*YOUR TASK*
Collect every line of the records below that contains the word "JSON".

[Start]

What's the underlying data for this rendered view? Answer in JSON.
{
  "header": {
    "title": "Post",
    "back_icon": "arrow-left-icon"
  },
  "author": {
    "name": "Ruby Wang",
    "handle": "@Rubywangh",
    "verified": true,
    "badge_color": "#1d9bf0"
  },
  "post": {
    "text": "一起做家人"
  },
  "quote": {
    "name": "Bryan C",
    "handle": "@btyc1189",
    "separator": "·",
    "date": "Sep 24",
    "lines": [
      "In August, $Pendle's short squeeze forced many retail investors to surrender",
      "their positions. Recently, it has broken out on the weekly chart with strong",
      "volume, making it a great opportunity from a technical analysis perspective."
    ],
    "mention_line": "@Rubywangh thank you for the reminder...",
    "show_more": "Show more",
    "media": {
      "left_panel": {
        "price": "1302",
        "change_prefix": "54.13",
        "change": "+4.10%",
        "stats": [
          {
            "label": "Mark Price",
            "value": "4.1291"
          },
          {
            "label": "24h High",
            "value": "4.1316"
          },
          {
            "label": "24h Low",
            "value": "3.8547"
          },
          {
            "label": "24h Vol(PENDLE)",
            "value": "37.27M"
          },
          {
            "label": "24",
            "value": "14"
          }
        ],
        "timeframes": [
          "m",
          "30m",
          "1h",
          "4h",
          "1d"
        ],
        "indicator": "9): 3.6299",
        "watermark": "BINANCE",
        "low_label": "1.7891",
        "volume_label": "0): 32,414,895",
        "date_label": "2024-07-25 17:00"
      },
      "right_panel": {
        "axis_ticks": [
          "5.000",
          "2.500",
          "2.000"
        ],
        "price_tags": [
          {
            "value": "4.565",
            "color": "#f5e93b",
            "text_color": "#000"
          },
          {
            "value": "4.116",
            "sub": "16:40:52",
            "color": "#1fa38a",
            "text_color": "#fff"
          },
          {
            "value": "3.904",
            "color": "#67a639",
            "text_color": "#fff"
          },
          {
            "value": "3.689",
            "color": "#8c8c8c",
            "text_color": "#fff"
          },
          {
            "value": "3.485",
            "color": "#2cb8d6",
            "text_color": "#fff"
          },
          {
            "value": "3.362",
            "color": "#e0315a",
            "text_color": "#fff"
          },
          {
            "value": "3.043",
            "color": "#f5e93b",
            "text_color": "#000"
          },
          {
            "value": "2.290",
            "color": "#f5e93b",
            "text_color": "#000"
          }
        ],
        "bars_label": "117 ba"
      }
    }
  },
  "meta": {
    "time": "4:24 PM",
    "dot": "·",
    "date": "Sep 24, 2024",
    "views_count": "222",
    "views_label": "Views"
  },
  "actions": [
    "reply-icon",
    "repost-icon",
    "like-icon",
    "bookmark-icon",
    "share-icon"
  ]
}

[End]
[Start]

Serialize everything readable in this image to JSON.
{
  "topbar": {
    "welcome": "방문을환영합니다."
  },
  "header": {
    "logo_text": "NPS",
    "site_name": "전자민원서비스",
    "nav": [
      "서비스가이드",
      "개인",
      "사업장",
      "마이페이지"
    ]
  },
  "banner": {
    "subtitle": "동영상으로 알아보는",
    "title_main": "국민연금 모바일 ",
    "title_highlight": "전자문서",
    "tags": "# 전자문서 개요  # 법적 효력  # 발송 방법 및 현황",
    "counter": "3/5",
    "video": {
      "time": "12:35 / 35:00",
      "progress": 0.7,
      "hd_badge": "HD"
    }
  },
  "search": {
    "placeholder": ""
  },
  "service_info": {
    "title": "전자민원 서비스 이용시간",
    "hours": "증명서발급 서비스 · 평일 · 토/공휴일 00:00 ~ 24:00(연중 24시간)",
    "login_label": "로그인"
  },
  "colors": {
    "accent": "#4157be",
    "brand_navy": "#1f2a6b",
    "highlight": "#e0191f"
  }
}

[End]

*COMPLETE OUTPUT*
What's the underlying data for this rendered view? Answer in JSON.
Serialize everything readable in this image to JSON.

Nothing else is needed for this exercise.